■ Stated task ■
Below is a listing. Gather each line of it that contains "cell".

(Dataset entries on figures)
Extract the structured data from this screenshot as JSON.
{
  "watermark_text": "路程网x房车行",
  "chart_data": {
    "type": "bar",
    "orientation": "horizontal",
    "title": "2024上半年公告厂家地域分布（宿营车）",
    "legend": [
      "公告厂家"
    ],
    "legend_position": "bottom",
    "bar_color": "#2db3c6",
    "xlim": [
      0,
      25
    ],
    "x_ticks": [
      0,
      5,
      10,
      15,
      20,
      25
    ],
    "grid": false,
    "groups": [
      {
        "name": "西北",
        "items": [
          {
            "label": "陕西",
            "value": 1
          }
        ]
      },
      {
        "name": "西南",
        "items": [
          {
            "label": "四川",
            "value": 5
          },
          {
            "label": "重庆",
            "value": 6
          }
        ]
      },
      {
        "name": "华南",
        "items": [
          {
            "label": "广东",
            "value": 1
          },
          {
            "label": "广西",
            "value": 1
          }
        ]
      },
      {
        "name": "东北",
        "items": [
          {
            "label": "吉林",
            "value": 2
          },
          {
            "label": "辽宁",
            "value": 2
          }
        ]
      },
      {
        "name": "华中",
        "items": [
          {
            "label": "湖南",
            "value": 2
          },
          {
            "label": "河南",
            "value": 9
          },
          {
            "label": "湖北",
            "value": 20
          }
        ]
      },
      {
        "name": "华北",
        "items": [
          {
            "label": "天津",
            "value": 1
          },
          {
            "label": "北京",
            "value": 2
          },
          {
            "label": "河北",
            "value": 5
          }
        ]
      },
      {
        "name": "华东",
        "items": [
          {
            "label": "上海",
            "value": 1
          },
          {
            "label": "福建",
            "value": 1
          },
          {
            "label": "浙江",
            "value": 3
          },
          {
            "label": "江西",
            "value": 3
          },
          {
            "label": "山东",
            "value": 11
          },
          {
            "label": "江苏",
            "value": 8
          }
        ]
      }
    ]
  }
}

...

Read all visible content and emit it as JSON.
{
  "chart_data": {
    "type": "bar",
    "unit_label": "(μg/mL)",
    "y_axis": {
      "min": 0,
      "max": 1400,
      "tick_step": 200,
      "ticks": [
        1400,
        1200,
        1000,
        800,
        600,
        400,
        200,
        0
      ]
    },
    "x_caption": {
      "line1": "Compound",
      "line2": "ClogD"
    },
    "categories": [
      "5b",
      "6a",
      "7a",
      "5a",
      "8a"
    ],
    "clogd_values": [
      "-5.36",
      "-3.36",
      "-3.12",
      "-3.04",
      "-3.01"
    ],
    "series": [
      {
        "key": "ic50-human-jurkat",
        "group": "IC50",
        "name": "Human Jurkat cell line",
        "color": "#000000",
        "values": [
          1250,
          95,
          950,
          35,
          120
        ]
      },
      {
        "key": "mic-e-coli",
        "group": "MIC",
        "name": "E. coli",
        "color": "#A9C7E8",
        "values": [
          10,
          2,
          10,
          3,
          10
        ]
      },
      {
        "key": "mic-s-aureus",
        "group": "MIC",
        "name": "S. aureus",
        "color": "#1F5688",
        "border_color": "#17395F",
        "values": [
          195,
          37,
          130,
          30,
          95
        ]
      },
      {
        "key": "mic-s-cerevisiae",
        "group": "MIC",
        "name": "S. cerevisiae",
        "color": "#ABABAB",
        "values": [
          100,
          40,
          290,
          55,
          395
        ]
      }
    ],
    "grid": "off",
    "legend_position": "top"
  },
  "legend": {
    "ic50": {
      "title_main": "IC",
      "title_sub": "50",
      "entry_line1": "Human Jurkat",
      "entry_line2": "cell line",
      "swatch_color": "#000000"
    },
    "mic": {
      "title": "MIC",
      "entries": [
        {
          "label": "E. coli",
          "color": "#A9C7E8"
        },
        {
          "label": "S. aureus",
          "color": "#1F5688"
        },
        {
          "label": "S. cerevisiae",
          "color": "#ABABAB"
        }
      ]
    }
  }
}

■ Full output ■
        "name": "Human Jurkat cell line",
      "entry_line2": "cell line",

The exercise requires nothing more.